- EXERCISE OBJECTIVE: Copy every line of the records below word for word, leaving out the pictures.

- DATA LISTING:

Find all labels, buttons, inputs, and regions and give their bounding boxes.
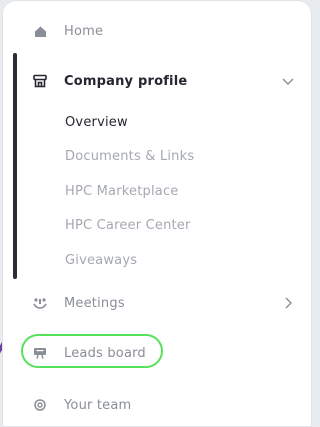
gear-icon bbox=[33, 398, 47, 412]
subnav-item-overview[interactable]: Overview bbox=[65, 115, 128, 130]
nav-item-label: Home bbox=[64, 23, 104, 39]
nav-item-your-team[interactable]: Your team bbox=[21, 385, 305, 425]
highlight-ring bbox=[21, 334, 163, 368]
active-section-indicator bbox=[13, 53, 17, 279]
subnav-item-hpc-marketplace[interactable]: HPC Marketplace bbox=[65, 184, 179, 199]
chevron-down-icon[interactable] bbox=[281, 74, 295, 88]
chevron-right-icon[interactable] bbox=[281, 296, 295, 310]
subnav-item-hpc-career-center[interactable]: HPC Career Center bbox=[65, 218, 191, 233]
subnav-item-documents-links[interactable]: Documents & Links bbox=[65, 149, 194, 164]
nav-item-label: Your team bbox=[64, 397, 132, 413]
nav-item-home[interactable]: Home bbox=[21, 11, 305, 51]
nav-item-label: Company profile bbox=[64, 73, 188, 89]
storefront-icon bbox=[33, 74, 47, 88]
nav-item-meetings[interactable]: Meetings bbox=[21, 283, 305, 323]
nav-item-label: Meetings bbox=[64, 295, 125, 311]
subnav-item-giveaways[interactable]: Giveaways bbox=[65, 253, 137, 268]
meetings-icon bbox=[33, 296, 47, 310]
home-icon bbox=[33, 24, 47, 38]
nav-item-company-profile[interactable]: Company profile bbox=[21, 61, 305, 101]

- EXERCISE OUTPUT:
Find all labels, buttons, inputs, and regions and give their bounding boxes.
gear-icon bbox=[33, 398, 47, 412]
subnav-item-overview[interactable]: Overview bbox=[65, 115, 128, 130]
nav-item-label: Home bbox=[64, 23, 104, 39]
nav-item-your-team[interactable]: Your team bbox=[21, 385, 305, 425]
highlight-ring bbox=[21, 334, 163, 368]
active-section-indicator bbox=[13, 53, 17, 279]
subnav-item-hpc-marketplace[interactable]: HPC Marketplace bbox=[65, 184, 179, 199]
chevron-down-icon[interactable] bbox=[281, 74, 295, 88]
chevron-right-icon[interactable] bbox=[281, 296, 295, 310]
subnav-item-hpc-career-center[interactable]: HPC Career Center bbox=[65, 218, 191, 233]
subnav-item-documents-links[interactable]: Documents & Links bbox=[65, 149, 194, 164]
nav-item-label: Your team bbox=[64, 397, 132, 413]
nav-item-home[interactable]: Home bbox=[21, 11, 305, 51]
nav-item-label: Company profile bbox=[64, 73, 188, 89]
storefront-icon bbox=[33, 74, 47, 88]
nav-item-meetings[interactable]: Meetings bbox=[21, 283, 305, 323]
nav-item-label: Meetings bbox=[64, 295, 125, 311]
subnav-item-giveaways[interactable]: Giveaways bbox=[65, 253, 137, 268]
meetings-icon bbox=[33, 296, 47, 310]
home-icon bbox=[33, 24, 47, 38]
nav-item-company-profile[interactable]: Company profile bbox=[21, 61, 305, 101]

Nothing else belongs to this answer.